[Excerpted records]:
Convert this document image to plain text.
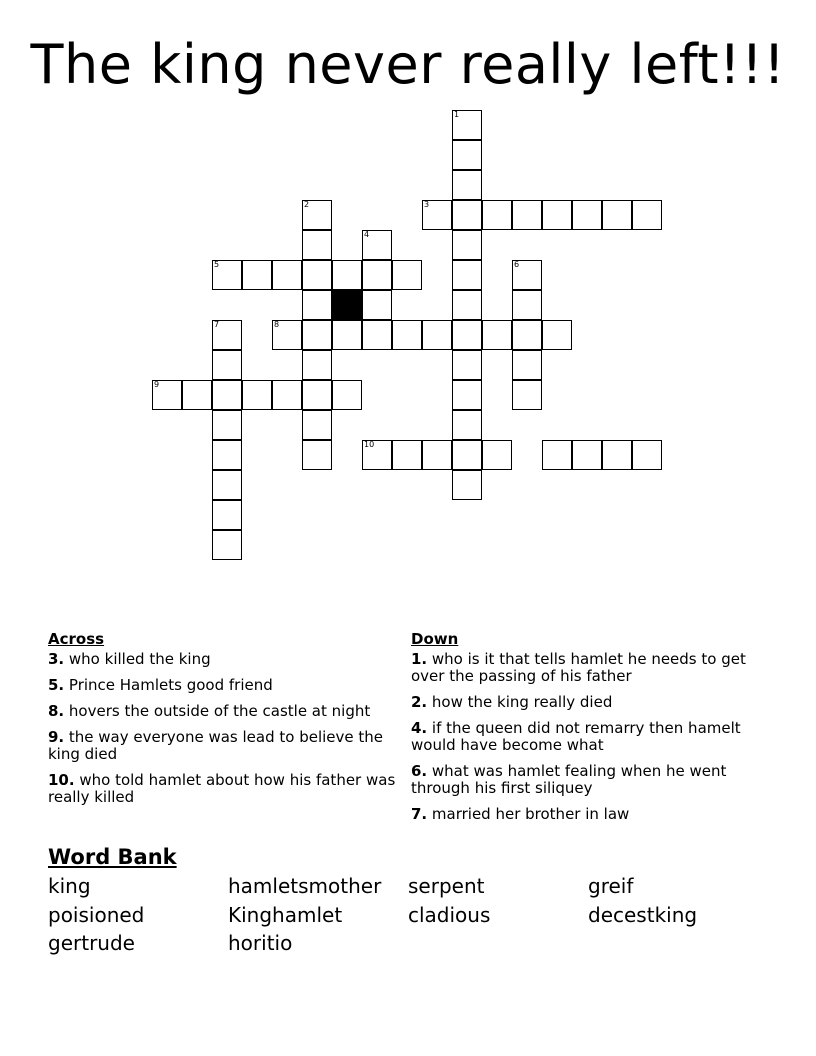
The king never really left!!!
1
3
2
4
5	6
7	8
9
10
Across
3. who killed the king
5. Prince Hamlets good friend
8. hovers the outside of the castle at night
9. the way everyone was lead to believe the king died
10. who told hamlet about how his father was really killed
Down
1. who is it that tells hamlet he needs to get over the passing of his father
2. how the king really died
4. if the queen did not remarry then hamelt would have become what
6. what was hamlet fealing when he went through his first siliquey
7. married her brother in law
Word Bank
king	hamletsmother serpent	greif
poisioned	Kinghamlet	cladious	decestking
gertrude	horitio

[Directions for this task]: Restate the full listing verbatim and drop every picture.

[Finished exercise]:
Convert this document image to plain text.
The king never really left!!!
1
3
2
4
5	6
7	8
9
10
Across
3. who killed the king
5. Prince Hamlets good friend
8. hovers the outside of the castle at night
9. the way everyone was lead to believe the king died
10. who told hamlet about how his father was really killed
Down
1. who is it that tells hamlet he needs to get over the passing of his father
2. how the king really died
4. if the queen did not remarry then hamelt would have become what
6. what was hamlet fealing when he went through his first siliquey
7. married her brother in law
Word Bank
king	hamletsmother serpent	greif
poisioned	Kinghamlet	cladious	decestking
gertrude	horitio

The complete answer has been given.